Instructions for the task>
Quote the whole listing verbatim.

Data in this exercise>
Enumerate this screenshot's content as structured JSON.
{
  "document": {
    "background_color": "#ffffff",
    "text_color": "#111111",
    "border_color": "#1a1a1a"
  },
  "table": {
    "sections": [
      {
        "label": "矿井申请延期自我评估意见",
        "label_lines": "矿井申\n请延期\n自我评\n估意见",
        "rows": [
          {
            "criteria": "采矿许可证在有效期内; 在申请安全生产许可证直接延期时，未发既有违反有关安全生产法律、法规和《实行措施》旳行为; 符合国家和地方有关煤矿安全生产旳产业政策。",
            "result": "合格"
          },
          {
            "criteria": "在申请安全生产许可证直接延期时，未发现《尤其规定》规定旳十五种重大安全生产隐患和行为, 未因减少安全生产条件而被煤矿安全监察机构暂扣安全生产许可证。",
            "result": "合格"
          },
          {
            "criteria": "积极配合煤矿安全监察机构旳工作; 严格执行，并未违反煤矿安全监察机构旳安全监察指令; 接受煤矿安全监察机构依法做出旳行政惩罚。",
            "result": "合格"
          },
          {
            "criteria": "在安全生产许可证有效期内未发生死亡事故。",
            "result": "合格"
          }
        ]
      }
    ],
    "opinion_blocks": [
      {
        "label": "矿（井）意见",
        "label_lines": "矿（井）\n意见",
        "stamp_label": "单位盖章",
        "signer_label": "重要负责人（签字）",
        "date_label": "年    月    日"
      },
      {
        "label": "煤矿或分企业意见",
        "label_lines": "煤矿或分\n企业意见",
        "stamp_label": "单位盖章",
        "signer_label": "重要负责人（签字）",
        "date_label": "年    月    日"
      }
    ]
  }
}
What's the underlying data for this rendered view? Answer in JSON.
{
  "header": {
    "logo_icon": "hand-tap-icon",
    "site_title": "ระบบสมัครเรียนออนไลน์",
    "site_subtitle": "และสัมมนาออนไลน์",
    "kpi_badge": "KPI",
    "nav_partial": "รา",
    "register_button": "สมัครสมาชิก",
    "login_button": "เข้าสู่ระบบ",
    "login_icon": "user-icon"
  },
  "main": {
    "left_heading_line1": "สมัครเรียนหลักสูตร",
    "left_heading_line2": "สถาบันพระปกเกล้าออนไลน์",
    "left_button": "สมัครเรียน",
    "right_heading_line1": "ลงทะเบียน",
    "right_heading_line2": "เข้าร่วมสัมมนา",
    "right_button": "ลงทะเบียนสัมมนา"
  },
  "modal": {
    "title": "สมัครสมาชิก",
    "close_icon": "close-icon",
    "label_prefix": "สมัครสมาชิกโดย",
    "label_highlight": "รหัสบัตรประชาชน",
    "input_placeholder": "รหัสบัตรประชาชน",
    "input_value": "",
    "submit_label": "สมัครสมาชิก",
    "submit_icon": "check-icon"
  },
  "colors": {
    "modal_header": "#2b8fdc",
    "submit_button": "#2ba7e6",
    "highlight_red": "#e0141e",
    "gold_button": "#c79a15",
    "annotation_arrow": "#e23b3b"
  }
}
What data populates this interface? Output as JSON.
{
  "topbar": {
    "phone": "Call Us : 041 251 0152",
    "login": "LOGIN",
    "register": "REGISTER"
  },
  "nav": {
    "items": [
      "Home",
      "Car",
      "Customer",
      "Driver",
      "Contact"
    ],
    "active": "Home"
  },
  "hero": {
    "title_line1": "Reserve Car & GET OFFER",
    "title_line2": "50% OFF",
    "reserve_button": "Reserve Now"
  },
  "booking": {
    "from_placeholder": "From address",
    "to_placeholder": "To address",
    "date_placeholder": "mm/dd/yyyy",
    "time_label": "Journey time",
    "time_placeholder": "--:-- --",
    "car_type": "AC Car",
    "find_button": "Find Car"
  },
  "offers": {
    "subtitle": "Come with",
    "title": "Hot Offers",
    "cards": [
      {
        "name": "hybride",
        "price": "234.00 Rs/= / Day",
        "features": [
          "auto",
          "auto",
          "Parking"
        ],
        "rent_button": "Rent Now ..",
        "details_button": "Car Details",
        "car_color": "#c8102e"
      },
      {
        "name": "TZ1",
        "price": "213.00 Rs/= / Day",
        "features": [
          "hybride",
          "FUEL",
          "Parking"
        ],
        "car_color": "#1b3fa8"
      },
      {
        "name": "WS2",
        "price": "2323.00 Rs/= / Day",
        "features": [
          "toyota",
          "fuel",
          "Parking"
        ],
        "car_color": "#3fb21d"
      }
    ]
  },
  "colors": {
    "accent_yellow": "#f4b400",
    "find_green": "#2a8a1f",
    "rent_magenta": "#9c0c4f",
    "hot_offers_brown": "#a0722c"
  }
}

Output>
Enumerate this screenshot's content as structured JSON.
{
  "document": {
    "background_color": "#ffffff",
    "text_color": "#111111",
    "border_color": "#1a1a1a"
  },
  "table": {
    "sections": [
      {
        "label": "矿井申请延期自我评估意见",
        "label_lines": "矿井申\n请延期\n自我评\n估意见",
        "rows": [
          {
            "criteria": "采矿许可证在有效期内; 在申请安全生产许可证直接延期时，未发既有违反有关安全生产法律、法规和《实行措施》旳行为; 符合国家和地方有关煤矿安全生产旳产业政策。",
            "result": "合格"
          },
          {
            "criteria": "在申请安全生产许可证直接延期时，未发现《尤其规定》规定旳十五种重大安全生产隐患和行为, 未因减少安全生产条件而被煤矿安全监察机构暂扣安全生产许可证。",
            "result": "合格"
          },
          {
            "criteria": "积极配合煤矿安全监察机构旳工作; 严格执行，并未违反煤矿安全监察机构旳安全监察指令; 接受煤矿安全监察机构依法做出旳行政惩罚。",
            "result": "合格"
          },
          {
            "criteria": "在安全生产许可证有效期内未发生死亡事故。",
            "result": "合格"
          }
        ]
      }
    ],
    "opinion_blocks": [
      {
        "label": "矿（井）意见",
        "label_lines": "矿（井）\n意见",
        "stamp_label": "单位盖章",
        "signer_label": "重要负责人（签字）",
        "date_label": "年    月    日"
      },
      {
        "label": "煤矿或分企业意见",
        "label_lines": "煤矿或分\n企业意见",
        "stamp_label": "单位盖章",
        "signer_label": "重要负责人（签字）",
        "date_label": "年    月    日"
      }
    ]
  }
}
What's the underlying data for this rendered view? Answer in JSON.
{
  "header": {
    "logo_icon": "hand-tap-icon",
    "site_title": "ระบบสมัครเรียนออนไลน์",
    "site_subtitle": "และสัมมนาออนไลน์",
    "kpi_badge": "KPI",
    "nav_partial": "รา",
    "register_button": "สมัครสมาชิก",
    "login_button": "เข้าสู่ระบบ",
    "login_icon": "user-icon"
  },
  "main": {
    "left_heading_line1": "สมัครเรียนหลักสูตร",
    "left_heading_line2": "สถาบันพระปกเกล้าออนไลน์",
    "left_button": "สมัครเรียน",
    "right_heading_line1": "ลงทะเบียน",
    "right_heading_line2": "เข้าร่วมสัมมนา",
    "right_button": "ลงทะเบียนสัมมนา"
  },
  "modal": {
    "title": "สมัครสมาชิก",
    "close_icon": "close-icon",
    "label_prefix": "สมัครสมาชิกโดย",
    "label_highlight": "รหัสบัตรประชาชน",
    "input_placeholder": "รหัสบัตรประชาชน",
    "input_value": "",
    "submit_label": "สมัครสมาชิก",
    "submit_icon": "check-icon"
  },
  "colors": {
    "modal_header": "#2b8fdc",
    "submit_button": "#2ba7e6",
    "highlight_red": "#e0141e",
    "gold_button": "#c79a15",
    "annotation_arrow": "#e23b3b"
  }
}
What data populates this interface? Output as JSON.
{
  "topbar": {
    "phone": "Call Us : 041 251 0152",
    "login": "LOGIN",
    "register": "REGISTER"
  },
  "nav": {
    "items": [
      "Home",
      "Car",
      "Customer",
      "Driver",
      "Contact"
    ],
    "active": "Home"
  },
  "hero": {
    "title_line1": "Reserve Car & GET OFFER",
    "title_line2": "50% OFF",
    "reserve_button": "Reserve Now"
  },
  "booking": {
    "from_placeholder": "From address",
    "to_placeholder": "To address",
    "date_placeholder": "mm/dd/yyyy",
    "time_label": "Journey time",
    "time_placeholder": "--:-- --",
    "car_type": "AC Car",
    "find_button": "Find Car"
  },
  "offers": {
    "subtitle": "Come with",
    "title": "Hot Offers",
    "cards": [
      {
        "name": "hybride",
        "price": "234.00 Rs/= / Day",
        "features": [
          "auto",
          "auto",
          "Parking"
        ],
        "rent_button": "Rent Now ..",
        "details_button": "Car Details",
        "car_color": "#c8102e"
      },
      {
        "name": "TZ1",
        "price": "213.00 Rs/= / Day",
        "features": [
          "hybride",
          "FUEL",
          "Parking"
        ],
        "car_color": "#1b3fa8"
      },
      {
        "name": "WS2",
        "price": "2323.00 Rs/= / Day",
        "features": [
          "toyota",
          "fuel",
          "Parking"
        ],
        "car_color": "#3fb21d"
      }
    ]
  },
  "colors": {
    "accent_yellow": "#f4b400",
    "find_green": "#2a8a1f",
    "rent_magenta": "#9c0c4f",
    "hot_offers_brown": "#a0722c"
  }
}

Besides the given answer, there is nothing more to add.